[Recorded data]
━━━━
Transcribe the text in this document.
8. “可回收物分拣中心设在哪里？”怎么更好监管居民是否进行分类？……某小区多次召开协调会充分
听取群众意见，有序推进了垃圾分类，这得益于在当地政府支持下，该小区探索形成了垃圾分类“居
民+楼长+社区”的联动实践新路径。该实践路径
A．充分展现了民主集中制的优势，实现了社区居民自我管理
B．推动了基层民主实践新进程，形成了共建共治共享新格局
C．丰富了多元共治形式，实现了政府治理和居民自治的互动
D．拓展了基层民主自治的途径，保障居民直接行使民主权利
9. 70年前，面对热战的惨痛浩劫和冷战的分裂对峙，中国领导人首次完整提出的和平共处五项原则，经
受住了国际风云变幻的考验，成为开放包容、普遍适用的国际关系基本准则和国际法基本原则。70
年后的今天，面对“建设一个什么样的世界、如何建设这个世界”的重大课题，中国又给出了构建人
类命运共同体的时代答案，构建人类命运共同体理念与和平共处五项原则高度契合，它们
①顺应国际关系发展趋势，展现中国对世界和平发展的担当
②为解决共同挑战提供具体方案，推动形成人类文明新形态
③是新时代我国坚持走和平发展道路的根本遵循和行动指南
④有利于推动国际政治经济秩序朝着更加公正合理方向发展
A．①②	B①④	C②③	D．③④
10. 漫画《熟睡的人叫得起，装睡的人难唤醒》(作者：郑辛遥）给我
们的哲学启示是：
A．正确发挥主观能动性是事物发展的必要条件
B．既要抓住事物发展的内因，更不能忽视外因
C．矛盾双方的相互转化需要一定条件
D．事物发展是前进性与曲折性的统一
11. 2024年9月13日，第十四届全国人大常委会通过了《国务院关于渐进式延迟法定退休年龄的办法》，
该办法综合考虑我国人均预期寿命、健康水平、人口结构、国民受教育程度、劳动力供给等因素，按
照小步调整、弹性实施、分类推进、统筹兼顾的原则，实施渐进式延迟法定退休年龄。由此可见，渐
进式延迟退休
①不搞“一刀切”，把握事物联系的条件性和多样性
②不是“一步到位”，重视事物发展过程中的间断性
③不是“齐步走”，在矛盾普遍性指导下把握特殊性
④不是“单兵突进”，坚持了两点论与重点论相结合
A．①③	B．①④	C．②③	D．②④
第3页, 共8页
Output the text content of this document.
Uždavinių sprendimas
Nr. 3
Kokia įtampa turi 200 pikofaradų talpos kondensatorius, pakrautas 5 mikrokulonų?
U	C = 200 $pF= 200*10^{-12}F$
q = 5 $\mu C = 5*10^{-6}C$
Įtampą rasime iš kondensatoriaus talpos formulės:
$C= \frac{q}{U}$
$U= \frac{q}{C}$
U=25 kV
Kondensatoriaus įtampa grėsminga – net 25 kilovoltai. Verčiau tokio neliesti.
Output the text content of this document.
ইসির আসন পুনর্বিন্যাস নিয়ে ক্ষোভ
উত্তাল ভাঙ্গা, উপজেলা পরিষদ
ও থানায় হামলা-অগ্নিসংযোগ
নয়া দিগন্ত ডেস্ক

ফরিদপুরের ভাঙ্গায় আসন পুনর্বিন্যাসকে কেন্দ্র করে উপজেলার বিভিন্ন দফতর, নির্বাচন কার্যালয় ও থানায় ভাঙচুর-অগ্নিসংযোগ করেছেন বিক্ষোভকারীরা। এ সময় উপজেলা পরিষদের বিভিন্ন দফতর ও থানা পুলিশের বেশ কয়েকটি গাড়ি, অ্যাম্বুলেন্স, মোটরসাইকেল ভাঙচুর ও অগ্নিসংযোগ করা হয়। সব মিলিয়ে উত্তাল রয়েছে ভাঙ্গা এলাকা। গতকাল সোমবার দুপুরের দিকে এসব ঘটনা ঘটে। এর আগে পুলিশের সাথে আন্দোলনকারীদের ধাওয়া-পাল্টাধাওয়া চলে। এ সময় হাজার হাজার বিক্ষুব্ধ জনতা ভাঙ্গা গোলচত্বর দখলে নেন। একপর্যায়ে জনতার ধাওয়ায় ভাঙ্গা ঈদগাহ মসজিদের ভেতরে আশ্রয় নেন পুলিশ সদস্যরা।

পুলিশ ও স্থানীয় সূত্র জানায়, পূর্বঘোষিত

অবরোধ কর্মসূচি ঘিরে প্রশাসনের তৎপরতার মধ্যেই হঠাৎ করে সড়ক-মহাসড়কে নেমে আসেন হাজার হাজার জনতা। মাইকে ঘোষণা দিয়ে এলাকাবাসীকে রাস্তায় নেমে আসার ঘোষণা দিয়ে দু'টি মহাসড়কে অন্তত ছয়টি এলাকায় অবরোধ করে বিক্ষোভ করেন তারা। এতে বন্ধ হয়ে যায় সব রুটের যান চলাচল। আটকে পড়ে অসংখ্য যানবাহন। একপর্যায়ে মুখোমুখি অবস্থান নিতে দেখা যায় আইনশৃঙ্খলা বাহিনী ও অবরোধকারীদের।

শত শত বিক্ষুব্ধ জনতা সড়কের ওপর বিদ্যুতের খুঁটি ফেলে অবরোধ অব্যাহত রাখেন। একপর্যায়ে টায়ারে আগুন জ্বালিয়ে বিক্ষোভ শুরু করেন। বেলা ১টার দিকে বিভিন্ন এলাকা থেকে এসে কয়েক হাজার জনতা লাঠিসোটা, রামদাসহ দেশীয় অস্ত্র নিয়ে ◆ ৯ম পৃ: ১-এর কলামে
━━━━
What you are asked to do
From the listing above, pick out each line where the word "įtampa" appears.

Answer to the problem
Kokia įtampa turi 200 pikofaradų talpos kondensatorius, pakrautas 5 mikrokulonų?
Kondensatoriaus įtampa grėsminga – net 25 kilovoltai. Verčiau tokio neliesti.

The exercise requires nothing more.